======== EXERCISE DATA ========

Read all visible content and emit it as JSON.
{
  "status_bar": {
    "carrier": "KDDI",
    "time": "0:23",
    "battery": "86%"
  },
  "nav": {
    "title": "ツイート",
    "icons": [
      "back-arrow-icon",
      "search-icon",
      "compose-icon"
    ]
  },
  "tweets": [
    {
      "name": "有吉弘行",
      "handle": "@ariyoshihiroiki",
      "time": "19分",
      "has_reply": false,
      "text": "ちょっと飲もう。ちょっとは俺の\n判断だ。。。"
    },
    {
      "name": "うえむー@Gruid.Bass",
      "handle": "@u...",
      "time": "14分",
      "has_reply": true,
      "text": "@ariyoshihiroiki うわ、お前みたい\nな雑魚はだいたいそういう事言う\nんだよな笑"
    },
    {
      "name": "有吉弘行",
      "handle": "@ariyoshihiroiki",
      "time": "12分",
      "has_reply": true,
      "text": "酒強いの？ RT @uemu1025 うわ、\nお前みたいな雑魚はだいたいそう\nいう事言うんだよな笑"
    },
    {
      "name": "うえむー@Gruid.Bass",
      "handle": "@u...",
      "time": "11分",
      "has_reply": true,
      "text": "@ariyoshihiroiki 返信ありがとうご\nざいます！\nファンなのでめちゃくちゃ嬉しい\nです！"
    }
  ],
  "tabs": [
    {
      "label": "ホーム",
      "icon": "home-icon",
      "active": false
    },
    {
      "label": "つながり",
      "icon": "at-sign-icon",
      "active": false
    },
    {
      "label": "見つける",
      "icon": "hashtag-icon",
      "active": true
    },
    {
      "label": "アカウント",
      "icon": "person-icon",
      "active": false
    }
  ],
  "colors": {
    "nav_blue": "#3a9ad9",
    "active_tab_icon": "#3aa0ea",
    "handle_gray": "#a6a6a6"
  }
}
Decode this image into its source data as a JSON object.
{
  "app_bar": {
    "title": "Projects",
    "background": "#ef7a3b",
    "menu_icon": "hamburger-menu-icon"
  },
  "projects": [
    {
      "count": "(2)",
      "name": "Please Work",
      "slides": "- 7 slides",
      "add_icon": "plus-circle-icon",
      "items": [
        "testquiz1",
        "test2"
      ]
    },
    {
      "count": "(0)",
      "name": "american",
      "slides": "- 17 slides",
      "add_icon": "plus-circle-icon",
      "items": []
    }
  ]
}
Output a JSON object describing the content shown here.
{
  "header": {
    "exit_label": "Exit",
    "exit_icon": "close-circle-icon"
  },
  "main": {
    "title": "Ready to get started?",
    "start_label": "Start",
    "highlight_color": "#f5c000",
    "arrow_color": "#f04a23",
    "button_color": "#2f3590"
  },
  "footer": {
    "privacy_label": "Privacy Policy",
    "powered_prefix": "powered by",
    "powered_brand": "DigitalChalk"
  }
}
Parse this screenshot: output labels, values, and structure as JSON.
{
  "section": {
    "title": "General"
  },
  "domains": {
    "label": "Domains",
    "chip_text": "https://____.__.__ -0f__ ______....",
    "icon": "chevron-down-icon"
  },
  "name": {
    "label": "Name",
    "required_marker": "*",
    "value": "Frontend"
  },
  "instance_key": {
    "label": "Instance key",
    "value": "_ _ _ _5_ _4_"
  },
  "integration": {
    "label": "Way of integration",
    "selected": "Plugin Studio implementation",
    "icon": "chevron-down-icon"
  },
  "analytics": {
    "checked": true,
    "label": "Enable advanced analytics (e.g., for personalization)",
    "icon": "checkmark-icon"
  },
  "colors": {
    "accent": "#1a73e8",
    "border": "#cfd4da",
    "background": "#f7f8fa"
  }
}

========

§ **EXERCISE AIM**
Go through the records above and copy every line with the word "analytics".

§ **ANSWER TO THIS TASK**
  "analytics": {
    "label": "Enable advanced analytics (e.g., for personalization)",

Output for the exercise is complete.